Мне, наблюдавшему эти беседы со стороны, всегда хотелось устремиться за отцом Иоанном. Быть рядом. Просто слушать, что он будет говорить, стоять незамеченным за его спиной или сесть где-нибудь у его ног и молчать. Молчать и слушать. Я был абсолютно уверен в том, что батюшке и так все ведомо, он знает, что говорить, и мои вопросы – это время, отнятое у него, не знающего покоя от тех, кто сотнями и тысячами стремится к старцу, пишет, ждет ответа, ищет своей возможности открыть глубинные миры страдающей души.

В юности мне казалось, что отцу Иоанну будет совсем не до меня. Или, может быть, вопросы моей жизни для него, мудрого и опытного, покажутся нелепыми и смешными.  Поэтому я все время откладывал встречу с батюшкой, довольствуясь тем, что могу его видеть. Так продолжалось несколько раз до тех пор, пока один из семинаристов, с которым я приехал на Светлую седмицу в монастырь, буквально не затащил меня для беседы с отцом Иоанном.

Беседа была назначена после вечернего пасхального богослужения на Святой горке. Гудел пасхальный звон. Он наполнял собою всю обитель, крепкие монастырские стены не могли удержать его внутри себя – он вырывался, благовествуя о Воскресшем Спасителе миру, который не хотел принять этой радостной вести, но не в силах был противиться торжествующему победоносному  гимну. Пасха была поздняя: деревья начали облачаться в новый зеленый наряд, пахло свежими листочками, по-детски непосредственно щебетали птицы. Солнце клонилось к закату, сияли позолотой кресты и маковки монастырских церквей. Как богатырь в золотом шлеме, над всем возвышался Михайловский собор. Все было таким разным по цвету, звуку, укладу жизни, но слилось в единый земнородный хор,  «победную поющую» Великому, Победившему смерть Богу.

§ ИСХОДНЫЕ ДАННЫЕ
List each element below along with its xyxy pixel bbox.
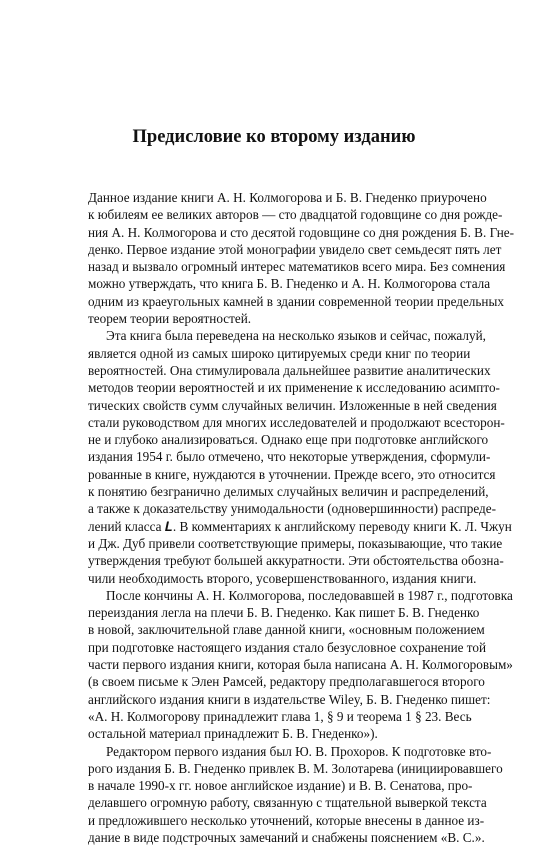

§ ЗАДАНИЯ
a: Перепишите отрывок из текста об отце Иоанне от «Беседа была назначена» до «Победившему смерть Богу.», изменив «Михайловский собор» на «Успенский собор».
b: Когда, согласно тексту об отце Иоанне, была назначена беседа с ним?

§ ОЖИДАЕМЫЕ ОТВЕТЫ
a:
Беседа была назначена после вечернего пасхального богослужения на Святой горке. Гудел пасхальный звон. Он наполнял собою всю обитель, крепкие монастырские стены не могли удержать его внутри себя – он вырывался, благовествуя о Воскресшем Спасителе миру, который не хотел принять этой радостной вести, но не в силах был противиться торжествующему победоносному  гимну. Пасха была поздняя: деревья начали облачаться в новый зеленый наряд, пахло свежими листочками, по-детски непосредственно щебетали птицы. Солнце клонилось к закату, сияли позолотой кресты и маковки монастырских церквей. Как богатырь в золотом шлеме, над всем возвышался Успенский собор. Все было таким разным по цвету, звуку, укладу жизни, но слилось в единый земнородный хор,  «победную поющую» Великому, Победившему смерть Богу.

b: После вечернего пасхального богослужения на Святой горке.